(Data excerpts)
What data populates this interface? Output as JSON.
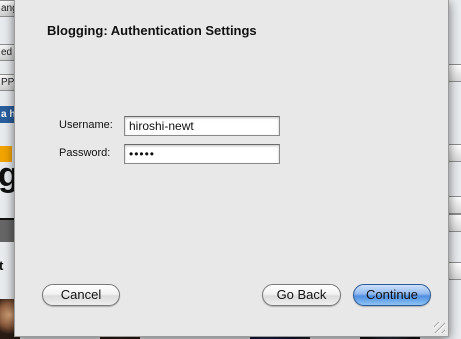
{
  "background": {
    "left_tabs": [
      "ang",
      "ed",
      "PPL",
      "a hi"
    ],
    "big_text": "g",
    "small_text": "t"
  },
  "sheet": {
    "title": "Blogging: Authentication Settings",
    "username_label": "Username:",
    "username_value": "hiroshi-newt",
    "password_label": "Password:",
    "password_value": "•••••",
    "buttons": {
      "cancel": "Cancel",
      "go_back": "Go Back",
      "continue": "Continue"
    }
  },
  "colors": {
    "default_button": "#4f8fe0",
    "sheet_background": "#e8e8e8"
  }
}
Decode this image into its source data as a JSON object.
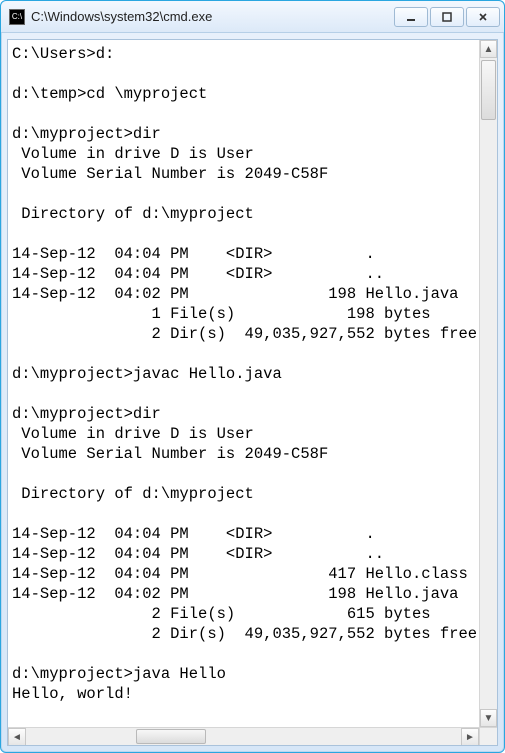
{
  "window": {
    "title": "C:\\Windows\\system32\\cmd.exe"
  },
  "console": {
    "lines": [
      "C:\\Users>d:",
      "",
      "d:\\temp>cd \\myproject",
      "",
      "d:\\myproject>dir",
      " Volume in drive D is User",
      " Volume Serial Number is 2049-C58F",
      "",
      " Directory of d:\\myproject",
      "",
      "14-Sep-12  04:04 PM    <DIR>          .",
      "14-Sep-12  04:04 PM    <DIR>          ..",
      "14-Sep-12  04:02 PM               198 Hello.java",
      "               1 File(s)            198 bytes",
      "               2 Dir(s)  49,035,927,552 bytes free",
      "",
      "d:\\myproject>javac Hello.java",
      "",
      "d:\\myproject>dir",
      " Volume in drive D is User",
      " Volume Serial Number is 2049-C58F",
      "",
      " Directory of d:\\myproject",
      "",
      "14-Sep-12  04:04 PM    <DIR>          .",
      "14-Sep-12  04:04 PM    <DIR>          ..",
      "14-Sep-12  04:04 PM               417 Hello.class",
      "14-Sep-12  04:02 PM               198 Hello.java",
      "               2 File(s)            615 bytes",
      "               2 Dir(s)  49,035,927,552 bytes free",
      "",
      "d:\\myproject>java Hello",
      "Hello, world!",
      ""
    ]
  }
}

TASK REQUIREMENTS: Find every line in the entries that includes the word "this", then state how many there are and nothing else.

RESULT: 2